◆ Listed entries ◆
## START
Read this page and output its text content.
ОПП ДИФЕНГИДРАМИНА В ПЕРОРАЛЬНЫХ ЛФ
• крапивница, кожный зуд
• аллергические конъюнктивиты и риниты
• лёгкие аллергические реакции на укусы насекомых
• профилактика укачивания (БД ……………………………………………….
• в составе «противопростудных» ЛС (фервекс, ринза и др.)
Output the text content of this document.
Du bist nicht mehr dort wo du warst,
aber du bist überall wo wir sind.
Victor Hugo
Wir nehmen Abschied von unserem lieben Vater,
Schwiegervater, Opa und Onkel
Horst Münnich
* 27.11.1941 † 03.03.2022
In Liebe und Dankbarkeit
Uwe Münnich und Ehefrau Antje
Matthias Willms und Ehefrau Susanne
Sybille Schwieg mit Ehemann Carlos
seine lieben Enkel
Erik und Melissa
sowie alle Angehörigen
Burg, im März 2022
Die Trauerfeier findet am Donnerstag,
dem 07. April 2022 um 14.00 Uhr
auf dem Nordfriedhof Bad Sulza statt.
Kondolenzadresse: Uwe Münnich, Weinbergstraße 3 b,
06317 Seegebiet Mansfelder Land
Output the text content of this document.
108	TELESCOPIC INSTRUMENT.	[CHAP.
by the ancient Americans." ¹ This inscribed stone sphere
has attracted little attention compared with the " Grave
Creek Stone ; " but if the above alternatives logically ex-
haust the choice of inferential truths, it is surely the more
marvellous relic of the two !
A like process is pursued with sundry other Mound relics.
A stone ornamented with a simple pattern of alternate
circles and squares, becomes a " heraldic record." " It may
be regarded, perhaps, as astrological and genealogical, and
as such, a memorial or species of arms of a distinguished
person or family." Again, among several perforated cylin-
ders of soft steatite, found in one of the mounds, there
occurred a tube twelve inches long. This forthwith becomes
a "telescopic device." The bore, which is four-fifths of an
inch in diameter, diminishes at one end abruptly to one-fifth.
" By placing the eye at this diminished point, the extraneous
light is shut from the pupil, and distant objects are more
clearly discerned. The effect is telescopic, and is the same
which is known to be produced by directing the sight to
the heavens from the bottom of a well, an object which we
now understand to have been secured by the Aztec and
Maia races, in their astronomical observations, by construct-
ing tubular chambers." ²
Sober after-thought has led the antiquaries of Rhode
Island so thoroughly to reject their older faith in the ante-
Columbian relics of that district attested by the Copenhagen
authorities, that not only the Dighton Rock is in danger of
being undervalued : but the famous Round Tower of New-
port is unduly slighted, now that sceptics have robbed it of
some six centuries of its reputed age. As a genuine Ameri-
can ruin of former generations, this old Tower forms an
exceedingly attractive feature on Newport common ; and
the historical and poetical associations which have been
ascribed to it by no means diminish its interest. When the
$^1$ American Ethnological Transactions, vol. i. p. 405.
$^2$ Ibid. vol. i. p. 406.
## END
◆ Directions ◆
Produce an exact copy of the whole listing.

◆ Solution to this exercise ◆
Read this page and output its text content.
ОПП ДИФЕНГИДРАМИНА В ПЕРОРАЛЬНЫХ ЛФ
• крапивница, кожный зуд
• аллергические конъюнктивиты и риниты
• лёгкие аллергические реакции на укусы насекомых
• профилактика укачивания (БД ……………………………………………….
• в составе «противопростудных» ЛС (фервекс, ринза и др.)
Output the text content of this document.
Du bist nicht mehr dort wo du warst,
aber du bist überall wo wir sind.
Victor Hugo
Wir nehmen Abschied von unserem lieben Vater,
Schwiegervater, Opa und Onkel
Horst Münnich
* 27.11.1941 † 03.03.2022
In Liebe und Dankbarkeit
Uwe Münnich und Ehefrau Antje
Matthias Willms und Ehefrau Susanne
Sybille Schwieg mit Ehemann Carlos
seine lieben Enkel
Erik und Melissa
sowie alle Angehörigen
Burg, im März 2022
Die Trauerfeier findet am Donnerstag,
dem 07. April 2022 um 14.00 Uhr
auf dem Nordfriedhof Bad Sulza statt.
Kondolenzadresse: Uwe Münnich, Weinbergstraße 3 b,
06317 Seegebiet Mansfelder Land
Output the text content of this document.
108	TELESCOPIC INSTRUMENT.	[CHAP.
by the ancient Americans." ¹ This inscribed stone sphere
has attracted little attention compared with the " Grave
Creek Stone ; " but if the above alternatives logically ex-
haust the choice of inferential truths, it is surely the more
marvellous relic of the two !
A like process is pursued with sundry other Mound relics.
A stone ornamented with a simple pattern of alternate
circles and squares, becomes a " heraldic record." " It may
be regarded, perhaps, as astrological and genealogical, and
as such, a memorial or species of arms of a distinguished
person or family." Again, among several perforated cylin-
ders of soft steatite, found in one of the mounds, there
occurred a tube twelve inches long. This forthwith becomes
a "telescopic device." The bore, which is four-fifths of an
inch in diameter, diminishes at one end abruptly to one-fifth.
" By placing the eye at this diminished point, the extraneous
light is shut from the pupil, and distant objects are more
clearly discerned. The effect is telescopic, and is the same
which is known to be produced by directing the sight to
the heavens from the bottom of a well, an object which we
now understand to have been secured by the Aztec and
Maia races, in their astronomical observations, by construct-
ing tubular chambers." ²
Sober after-thought has led the antiquaries of Rhode
Island so thoroughly to reject their older faith in the ante-
Columbian relics of that district attested by the Copenhagen
authorities, that not only the Dighton Rock is in danger of
being undervalued : but the famous Round Tower of New-
port is unduly slighted, now that sceptics have robbed it of
some six centuries of its reputed age. As a genuine Ameri-
can ruin of former generations, this old Tower forms an
exceedingly attractive feature on Newport common ; and
the historical and poetical associations which have been
ascribed to it by no means diminish its interest. When the
$^1$ American Ethnological Transactions, vol. i. p. 405.
$^2$ Ibid. vol. i. p. 406.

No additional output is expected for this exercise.